In the data that follows, count each line holding the string "repealed"; answer with the number only.

■ ■ ■

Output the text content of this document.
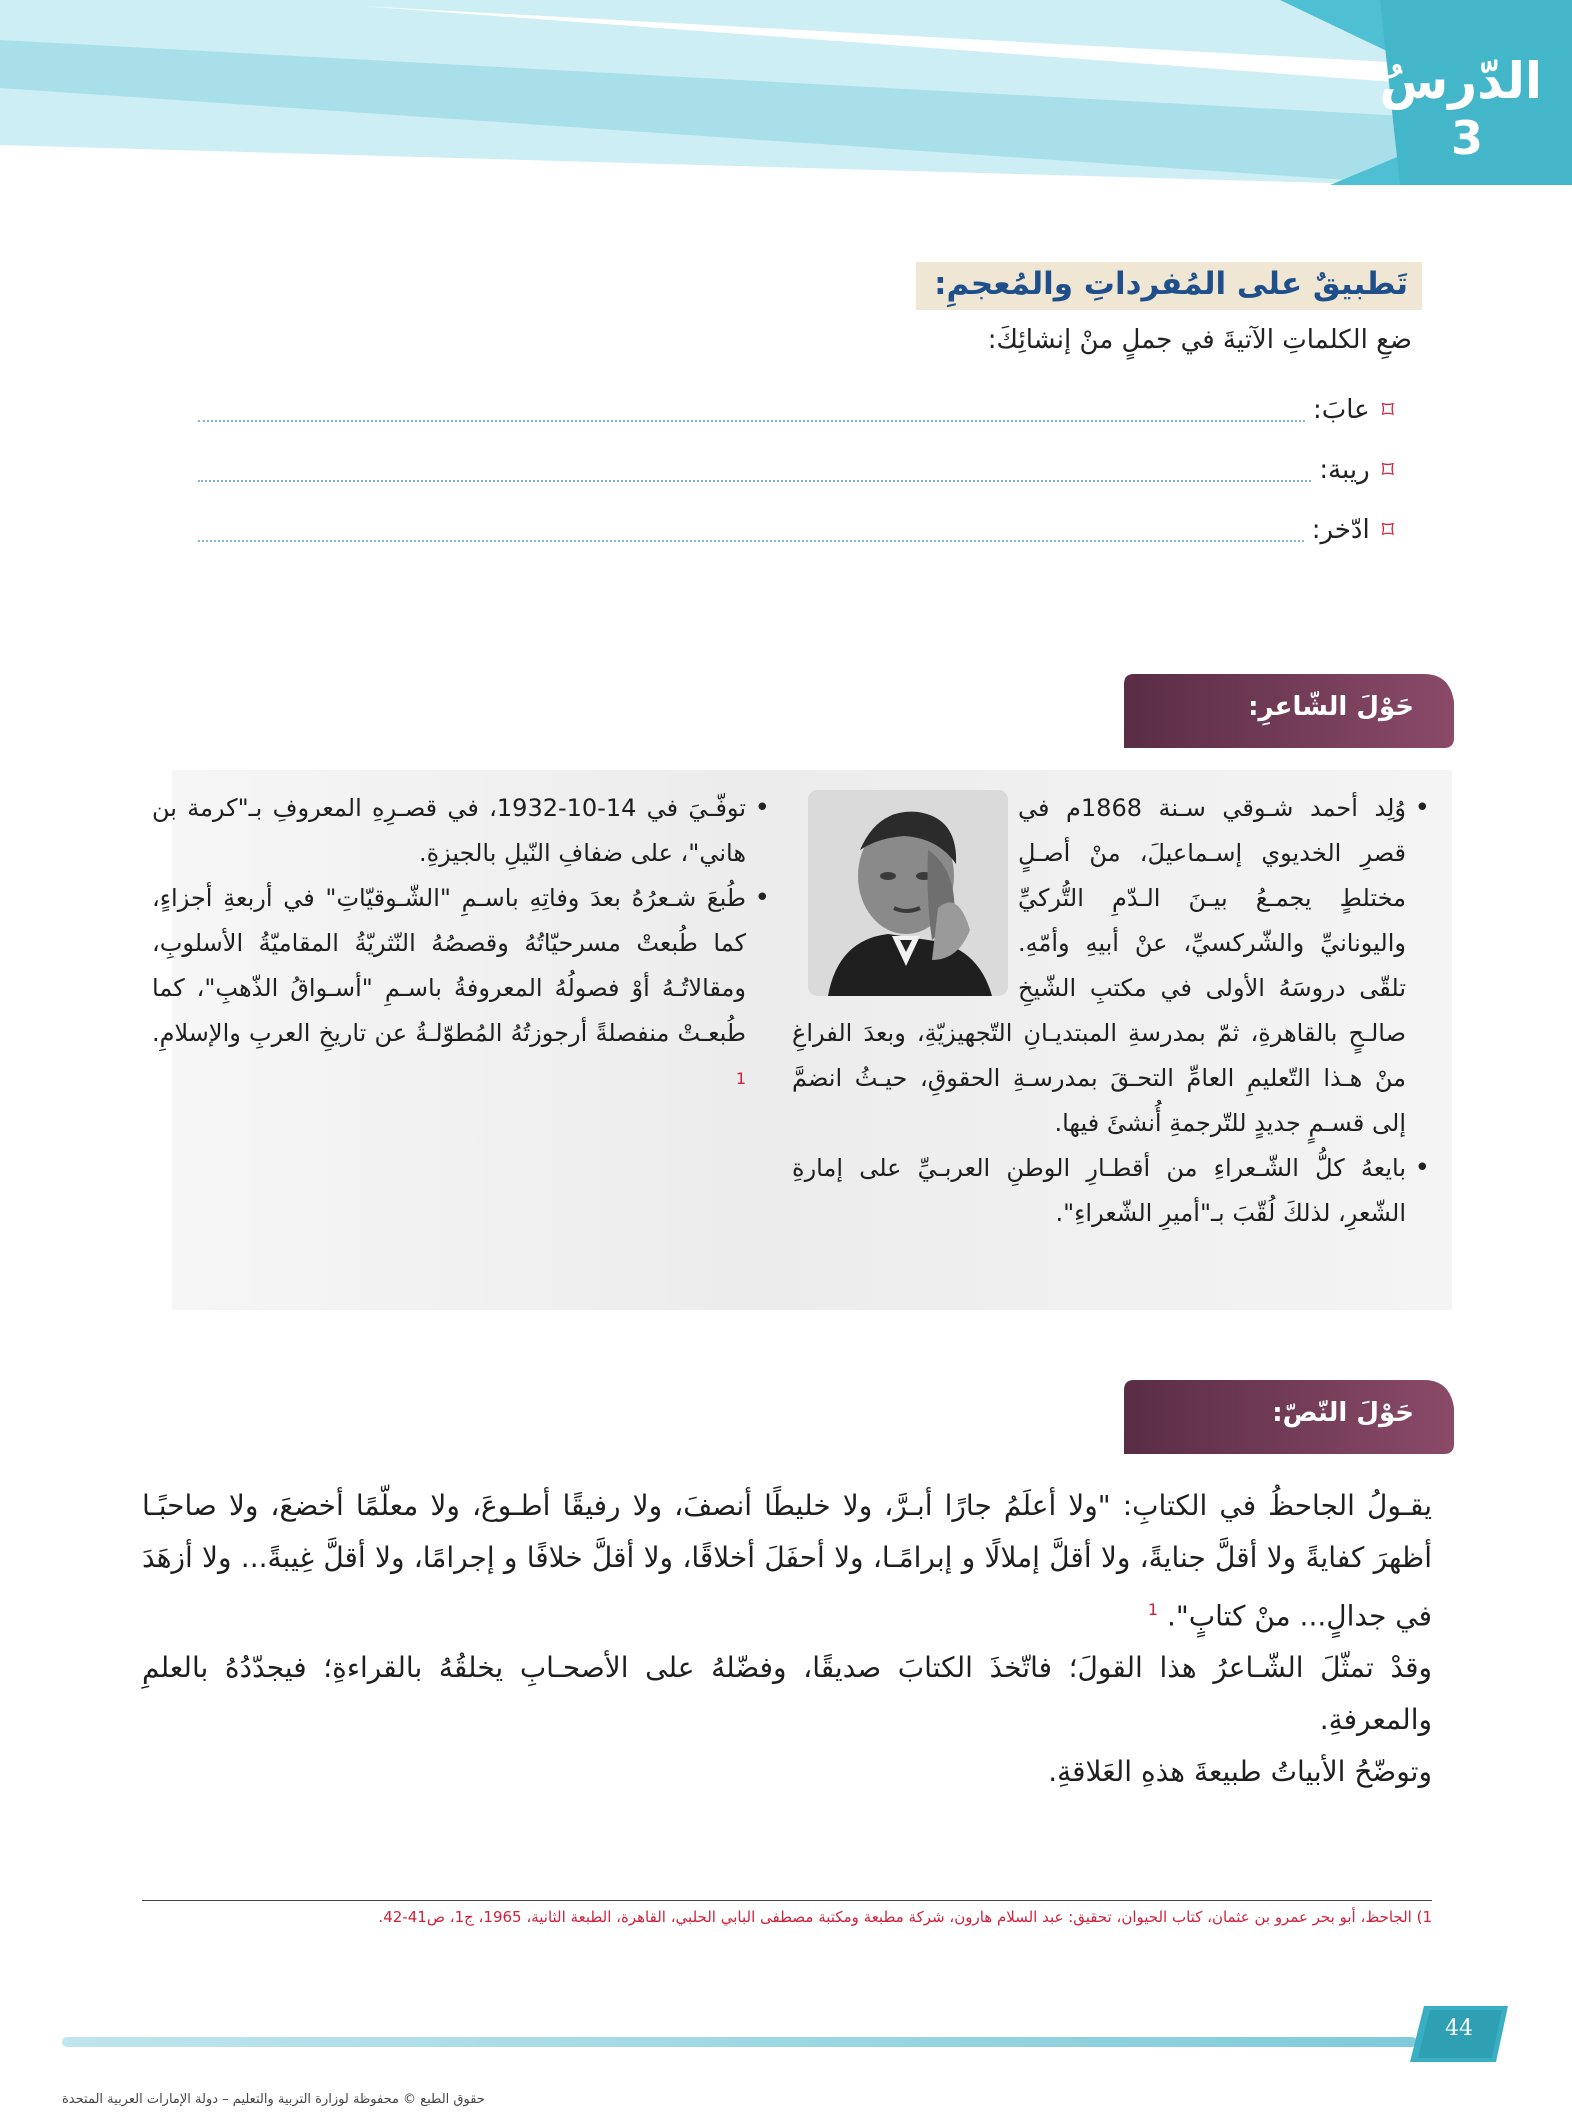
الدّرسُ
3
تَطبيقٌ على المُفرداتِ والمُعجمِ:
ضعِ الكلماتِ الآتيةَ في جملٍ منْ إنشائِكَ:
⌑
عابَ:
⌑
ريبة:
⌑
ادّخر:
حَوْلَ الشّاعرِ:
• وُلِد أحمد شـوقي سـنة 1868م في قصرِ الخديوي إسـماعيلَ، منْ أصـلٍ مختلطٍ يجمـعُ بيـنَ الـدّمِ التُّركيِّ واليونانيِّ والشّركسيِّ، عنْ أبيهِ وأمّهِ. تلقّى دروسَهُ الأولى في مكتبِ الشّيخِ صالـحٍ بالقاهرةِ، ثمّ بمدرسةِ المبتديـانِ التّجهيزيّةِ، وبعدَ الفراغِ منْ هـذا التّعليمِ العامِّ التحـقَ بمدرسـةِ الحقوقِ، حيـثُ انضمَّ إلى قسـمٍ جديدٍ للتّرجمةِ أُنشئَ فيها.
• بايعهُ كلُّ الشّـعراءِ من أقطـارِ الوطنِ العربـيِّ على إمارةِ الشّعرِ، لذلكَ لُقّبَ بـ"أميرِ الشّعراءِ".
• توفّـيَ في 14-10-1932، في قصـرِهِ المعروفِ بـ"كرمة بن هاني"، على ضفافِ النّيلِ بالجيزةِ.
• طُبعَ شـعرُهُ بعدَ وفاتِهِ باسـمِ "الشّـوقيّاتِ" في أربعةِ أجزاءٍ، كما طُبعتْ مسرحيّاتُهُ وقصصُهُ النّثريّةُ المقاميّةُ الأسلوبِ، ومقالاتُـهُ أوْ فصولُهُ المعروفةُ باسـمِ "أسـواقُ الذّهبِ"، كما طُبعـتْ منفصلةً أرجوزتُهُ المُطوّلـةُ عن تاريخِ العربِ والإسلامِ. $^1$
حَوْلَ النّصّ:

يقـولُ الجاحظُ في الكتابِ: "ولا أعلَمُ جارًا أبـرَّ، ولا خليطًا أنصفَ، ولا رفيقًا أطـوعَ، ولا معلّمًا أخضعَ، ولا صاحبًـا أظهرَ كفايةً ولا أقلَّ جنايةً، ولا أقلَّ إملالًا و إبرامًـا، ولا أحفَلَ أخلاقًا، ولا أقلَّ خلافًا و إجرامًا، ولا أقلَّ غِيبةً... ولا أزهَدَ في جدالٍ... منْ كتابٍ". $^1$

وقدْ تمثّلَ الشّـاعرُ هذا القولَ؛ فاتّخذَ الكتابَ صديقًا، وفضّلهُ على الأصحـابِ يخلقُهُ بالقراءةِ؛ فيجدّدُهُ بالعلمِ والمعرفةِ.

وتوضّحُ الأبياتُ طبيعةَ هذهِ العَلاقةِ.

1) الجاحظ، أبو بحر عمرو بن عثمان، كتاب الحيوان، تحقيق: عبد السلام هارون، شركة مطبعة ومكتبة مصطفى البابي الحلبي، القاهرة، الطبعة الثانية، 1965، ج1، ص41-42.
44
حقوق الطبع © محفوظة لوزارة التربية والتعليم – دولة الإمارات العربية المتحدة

■ ■ ■

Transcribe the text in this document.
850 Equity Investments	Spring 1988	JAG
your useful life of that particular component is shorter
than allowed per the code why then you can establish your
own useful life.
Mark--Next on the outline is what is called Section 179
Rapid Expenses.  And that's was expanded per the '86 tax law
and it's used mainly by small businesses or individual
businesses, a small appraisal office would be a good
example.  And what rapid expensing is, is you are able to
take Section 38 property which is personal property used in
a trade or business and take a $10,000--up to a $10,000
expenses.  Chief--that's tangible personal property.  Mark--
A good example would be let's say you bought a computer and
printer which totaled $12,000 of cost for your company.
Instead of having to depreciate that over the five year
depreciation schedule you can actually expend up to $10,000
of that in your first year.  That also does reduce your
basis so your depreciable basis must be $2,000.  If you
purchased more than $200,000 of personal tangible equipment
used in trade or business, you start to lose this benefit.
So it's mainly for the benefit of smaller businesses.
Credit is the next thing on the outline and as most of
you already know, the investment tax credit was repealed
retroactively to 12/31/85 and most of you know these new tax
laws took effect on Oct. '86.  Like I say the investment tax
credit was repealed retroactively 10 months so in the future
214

■ ■ ■

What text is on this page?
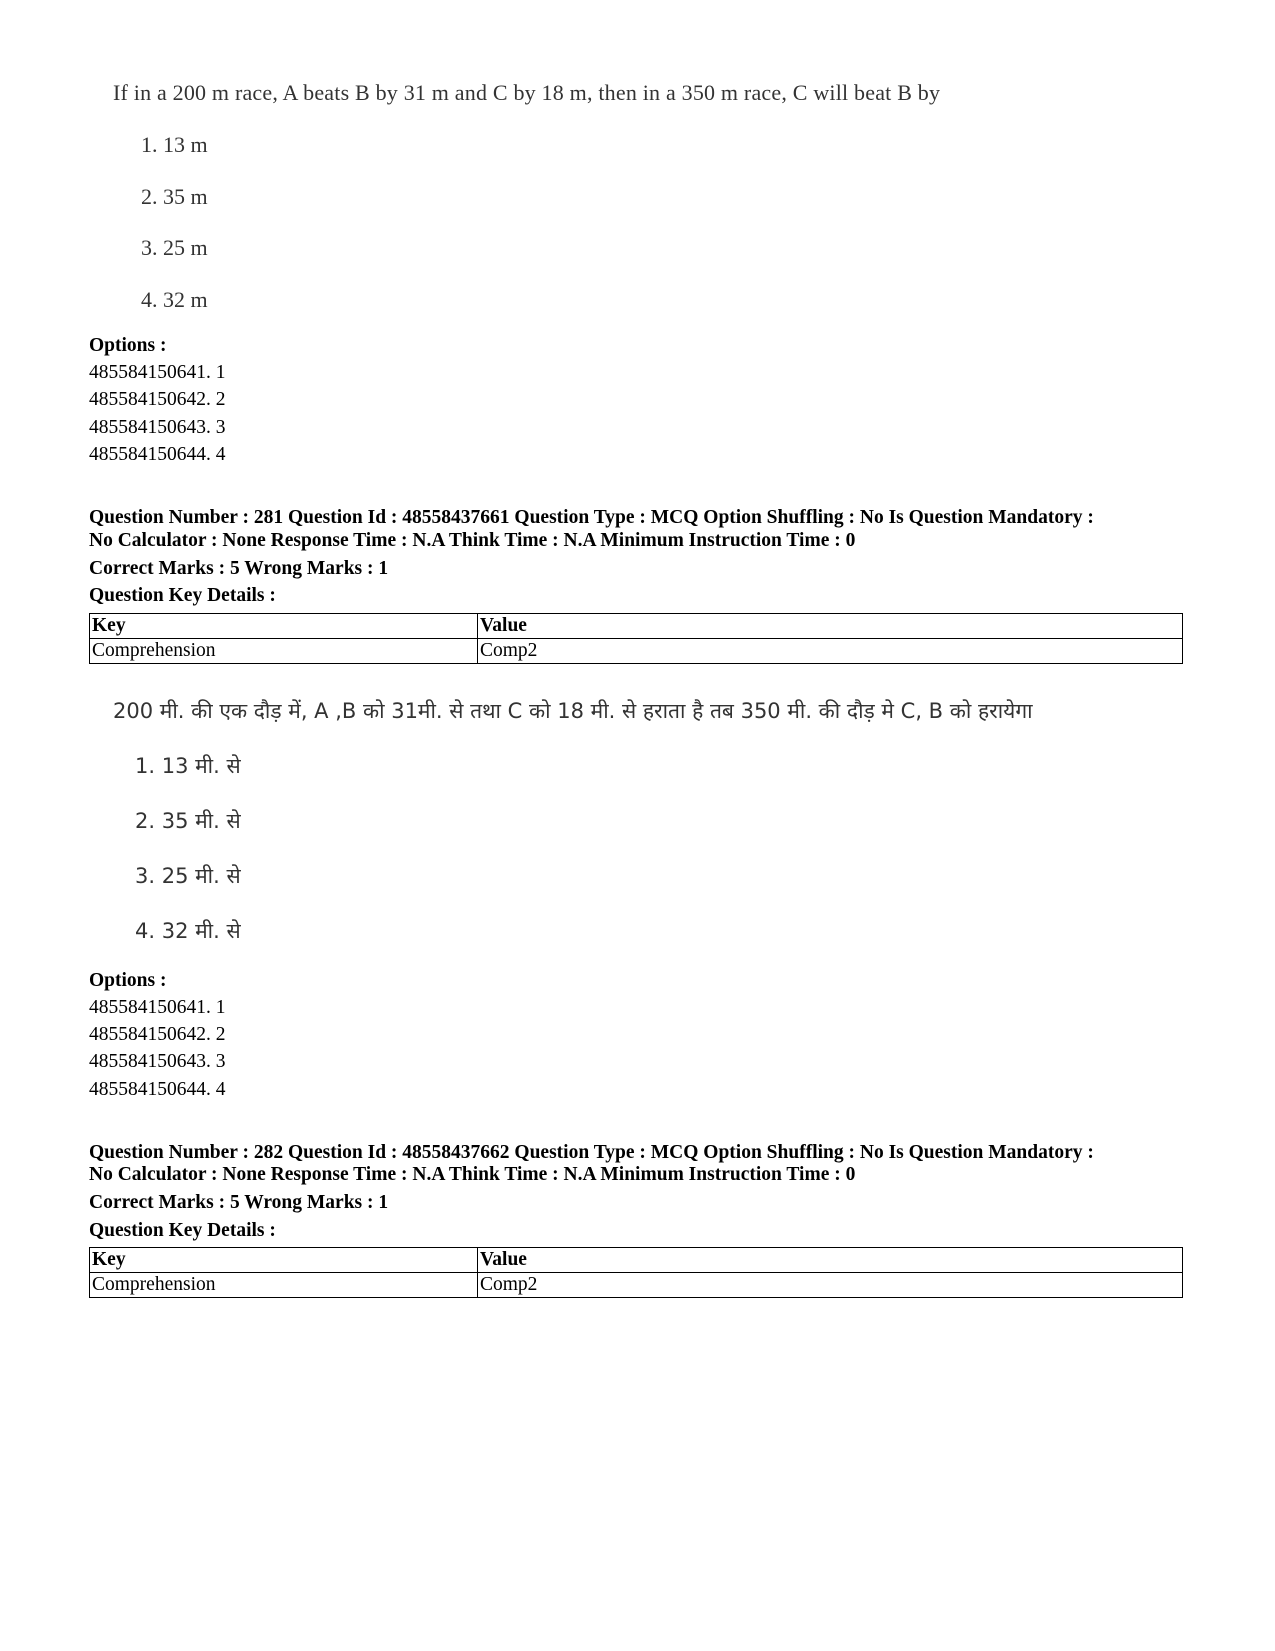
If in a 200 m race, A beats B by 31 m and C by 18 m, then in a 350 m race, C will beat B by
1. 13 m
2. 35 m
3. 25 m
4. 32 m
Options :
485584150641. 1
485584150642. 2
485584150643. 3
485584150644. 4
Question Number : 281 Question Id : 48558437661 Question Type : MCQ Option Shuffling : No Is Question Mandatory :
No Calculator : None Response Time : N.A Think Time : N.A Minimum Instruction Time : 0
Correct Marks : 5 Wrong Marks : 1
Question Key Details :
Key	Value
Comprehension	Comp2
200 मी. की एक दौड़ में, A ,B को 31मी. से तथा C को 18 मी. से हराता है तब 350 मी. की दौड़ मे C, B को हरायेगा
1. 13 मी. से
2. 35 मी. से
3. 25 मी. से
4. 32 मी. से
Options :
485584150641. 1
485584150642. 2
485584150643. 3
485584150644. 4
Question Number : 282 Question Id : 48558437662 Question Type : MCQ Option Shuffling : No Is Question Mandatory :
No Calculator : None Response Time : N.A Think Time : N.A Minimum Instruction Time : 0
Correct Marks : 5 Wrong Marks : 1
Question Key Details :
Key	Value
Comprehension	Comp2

■ ■ ■

### WRITTEN RESPONSE
2